__THE EXERCISE__:
Search the material for the string "SCHOOL" and copy each line where it occurs.

__RAW DATA__:
• • • • • • •
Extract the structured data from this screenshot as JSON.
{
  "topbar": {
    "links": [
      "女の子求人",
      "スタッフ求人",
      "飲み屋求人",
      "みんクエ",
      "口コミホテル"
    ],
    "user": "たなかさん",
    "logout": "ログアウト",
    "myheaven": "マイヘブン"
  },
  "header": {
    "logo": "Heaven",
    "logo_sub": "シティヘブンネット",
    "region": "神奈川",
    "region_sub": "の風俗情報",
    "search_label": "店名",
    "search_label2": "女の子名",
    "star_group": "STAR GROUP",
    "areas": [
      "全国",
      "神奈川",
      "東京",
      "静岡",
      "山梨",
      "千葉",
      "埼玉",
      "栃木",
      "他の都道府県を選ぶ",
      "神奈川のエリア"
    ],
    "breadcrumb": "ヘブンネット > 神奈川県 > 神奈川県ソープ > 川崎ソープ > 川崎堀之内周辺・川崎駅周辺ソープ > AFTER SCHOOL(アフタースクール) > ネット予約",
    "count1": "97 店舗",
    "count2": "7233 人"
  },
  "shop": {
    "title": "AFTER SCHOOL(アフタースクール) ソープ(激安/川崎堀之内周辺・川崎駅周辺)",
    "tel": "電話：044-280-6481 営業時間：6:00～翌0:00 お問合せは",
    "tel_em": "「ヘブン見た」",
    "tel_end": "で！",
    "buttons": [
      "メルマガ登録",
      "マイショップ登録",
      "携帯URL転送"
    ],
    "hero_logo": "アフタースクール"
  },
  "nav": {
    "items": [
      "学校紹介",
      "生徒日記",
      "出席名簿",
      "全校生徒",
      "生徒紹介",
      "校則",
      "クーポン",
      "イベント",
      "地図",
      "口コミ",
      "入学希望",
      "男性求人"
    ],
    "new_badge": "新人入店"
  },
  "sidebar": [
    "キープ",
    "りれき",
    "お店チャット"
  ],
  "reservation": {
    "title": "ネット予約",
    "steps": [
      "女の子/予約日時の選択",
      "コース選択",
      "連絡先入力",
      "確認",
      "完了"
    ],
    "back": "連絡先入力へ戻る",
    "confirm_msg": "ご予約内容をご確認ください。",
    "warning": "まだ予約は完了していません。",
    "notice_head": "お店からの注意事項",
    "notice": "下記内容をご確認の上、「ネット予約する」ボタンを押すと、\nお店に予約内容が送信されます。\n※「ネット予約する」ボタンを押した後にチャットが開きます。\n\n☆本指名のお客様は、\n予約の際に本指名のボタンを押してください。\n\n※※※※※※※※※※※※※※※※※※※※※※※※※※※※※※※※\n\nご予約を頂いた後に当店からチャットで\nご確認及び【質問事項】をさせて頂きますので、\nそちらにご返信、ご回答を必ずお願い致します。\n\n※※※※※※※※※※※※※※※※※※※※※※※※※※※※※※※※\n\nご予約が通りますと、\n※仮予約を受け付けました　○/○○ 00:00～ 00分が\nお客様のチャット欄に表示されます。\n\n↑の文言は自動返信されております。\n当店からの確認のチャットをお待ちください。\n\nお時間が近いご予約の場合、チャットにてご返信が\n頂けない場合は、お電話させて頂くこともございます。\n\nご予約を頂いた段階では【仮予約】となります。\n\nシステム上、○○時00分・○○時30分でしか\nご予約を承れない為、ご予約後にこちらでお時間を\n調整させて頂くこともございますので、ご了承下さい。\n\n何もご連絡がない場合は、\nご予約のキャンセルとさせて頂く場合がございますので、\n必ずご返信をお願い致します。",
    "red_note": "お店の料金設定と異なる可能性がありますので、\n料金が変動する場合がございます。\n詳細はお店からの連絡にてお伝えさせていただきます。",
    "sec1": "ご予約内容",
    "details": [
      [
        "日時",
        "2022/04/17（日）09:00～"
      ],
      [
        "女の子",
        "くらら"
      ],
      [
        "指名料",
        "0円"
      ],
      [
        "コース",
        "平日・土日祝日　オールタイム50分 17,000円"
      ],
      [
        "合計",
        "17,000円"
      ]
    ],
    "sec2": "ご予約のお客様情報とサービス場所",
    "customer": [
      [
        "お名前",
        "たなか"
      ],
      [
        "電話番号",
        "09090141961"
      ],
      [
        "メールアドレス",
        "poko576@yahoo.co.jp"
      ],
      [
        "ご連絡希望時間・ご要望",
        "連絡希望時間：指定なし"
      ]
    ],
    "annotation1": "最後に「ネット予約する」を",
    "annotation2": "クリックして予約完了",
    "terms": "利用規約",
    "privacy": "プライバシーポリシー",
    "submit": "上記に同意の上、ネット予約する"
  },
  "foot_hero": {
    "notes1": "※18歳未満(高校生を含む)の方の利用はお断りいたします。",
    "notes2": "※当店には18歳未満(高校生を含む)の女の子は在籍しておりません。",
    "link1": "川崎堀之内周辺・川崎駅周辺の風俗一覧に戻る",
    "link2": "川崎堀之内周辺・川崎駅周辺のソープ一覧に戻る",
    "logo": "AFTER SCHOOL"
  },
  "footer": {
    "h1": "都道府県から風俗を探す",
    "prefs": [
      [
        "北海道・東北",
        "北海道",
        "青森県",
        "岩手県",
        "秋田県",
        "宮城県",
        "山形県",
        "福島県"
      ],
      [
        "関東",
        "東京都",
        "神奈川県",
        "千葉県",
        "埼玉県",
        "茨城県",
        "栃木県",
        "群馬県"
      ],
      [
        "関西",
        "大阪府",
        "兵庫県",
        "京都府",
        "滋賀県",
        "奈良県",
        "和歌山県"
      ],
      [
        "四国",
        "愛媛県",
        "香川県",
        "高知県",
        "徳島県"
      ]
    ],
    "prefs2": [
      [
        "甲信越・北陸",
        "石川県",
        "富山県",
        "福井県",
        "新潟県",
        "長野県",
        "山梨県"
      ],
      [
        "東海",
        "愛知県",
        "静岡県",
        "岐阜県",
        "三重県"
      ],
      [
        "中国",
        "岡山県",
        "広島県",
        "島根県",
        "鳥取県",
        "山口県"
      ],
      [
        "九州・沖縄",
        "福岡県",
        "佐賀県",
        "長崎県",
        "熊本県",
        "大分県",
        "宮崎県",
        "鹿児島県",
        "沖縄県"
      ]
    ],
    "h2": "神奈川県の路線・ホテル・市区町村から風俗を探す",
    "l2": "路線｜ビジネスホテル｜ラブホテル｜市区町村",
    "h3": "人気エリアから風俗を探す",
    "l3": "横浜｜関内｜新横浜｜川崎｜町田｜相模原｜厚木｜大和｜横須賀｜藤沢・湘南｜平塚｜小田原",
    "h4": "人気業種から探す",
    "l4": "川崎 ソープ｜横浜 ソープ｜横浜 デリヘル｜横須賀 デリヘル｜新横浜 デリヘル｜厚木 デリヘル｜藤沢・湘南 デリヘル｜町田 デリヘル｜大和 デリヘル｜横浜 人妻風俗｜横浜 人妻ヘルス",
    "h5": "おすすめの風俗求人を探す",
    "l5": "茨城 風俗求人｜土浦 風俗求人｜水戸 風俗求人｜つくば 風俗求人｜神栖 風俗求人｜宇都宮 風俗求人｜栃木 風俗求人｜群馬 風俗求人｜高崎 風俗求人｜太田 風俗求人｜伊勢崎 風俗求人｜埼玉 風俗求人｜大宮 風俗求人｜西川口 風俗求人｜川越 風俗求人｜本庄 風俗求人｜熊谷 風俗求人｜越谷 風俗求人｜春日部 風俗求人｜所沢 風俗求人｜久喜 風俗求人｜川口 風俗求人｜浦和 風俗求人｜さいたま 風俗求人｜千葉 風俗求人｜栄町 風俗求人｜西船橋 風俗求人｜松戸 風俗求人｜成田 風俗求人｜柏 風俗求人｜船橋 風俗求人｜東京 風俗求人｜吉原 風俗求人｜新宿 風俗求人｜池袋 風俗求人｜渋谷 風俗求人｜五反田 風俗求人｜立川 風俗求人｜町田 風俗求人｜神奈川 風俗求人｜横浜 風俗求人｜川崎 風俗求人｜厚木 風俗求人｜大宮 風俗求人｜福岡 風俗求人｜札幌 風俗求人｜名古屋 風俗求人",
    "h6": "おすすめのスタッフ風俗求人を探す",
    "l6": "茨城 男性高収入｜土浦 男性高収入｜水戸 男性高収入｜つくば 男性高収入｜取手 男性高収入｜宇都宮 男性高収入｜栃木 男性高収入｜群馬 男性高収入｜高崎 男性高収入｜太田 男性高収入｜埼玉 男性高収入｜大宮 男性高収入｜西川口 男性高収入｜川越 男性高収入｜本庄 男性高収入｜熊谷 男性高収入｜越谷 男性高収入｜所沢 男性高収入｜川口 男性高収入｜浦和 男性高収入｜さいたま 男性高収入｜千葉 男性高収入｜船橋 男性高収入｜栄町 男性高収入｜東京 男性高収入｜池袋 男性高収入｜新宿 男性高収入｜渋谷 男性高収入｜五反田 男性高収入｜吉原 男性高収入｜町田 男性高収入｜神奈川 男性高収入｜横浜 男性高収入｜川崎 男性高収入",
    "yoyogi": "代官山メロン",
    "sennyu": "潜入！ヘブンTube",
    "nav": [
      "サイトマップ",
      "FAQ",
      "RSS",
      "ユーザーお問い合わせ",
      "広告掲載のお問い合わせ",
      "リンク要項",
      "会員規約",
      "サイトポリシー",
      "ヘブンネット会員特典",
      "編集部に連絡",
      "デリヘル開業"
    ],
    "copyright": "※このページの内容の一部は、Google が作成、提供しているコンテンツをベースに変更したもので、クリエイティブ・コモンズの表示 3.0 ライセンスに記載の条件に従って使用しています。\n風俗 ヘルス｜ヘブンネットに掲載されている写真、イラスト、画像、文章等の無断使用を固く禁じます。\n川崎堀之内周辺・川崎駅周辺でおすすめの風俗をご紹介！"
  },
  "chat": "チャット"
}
• • • • • • •
__WRITTEN RESPONSE__:
    "breadcrumb": "ヘブンネット > 神奈川県 > 神奈川県ソープ > 川崎ソープ > 川崎堀之内周辺・川崎駅周辺ソープ > AFTER SCHOOL(アフタースクール) > ネット予約",
    "title": "AFTER SCHOOL(アフタースクール) ソープ(激安/川崎堀之内周辺・川崎駅周辺)",
    "logo": "AFTER SCHOOL"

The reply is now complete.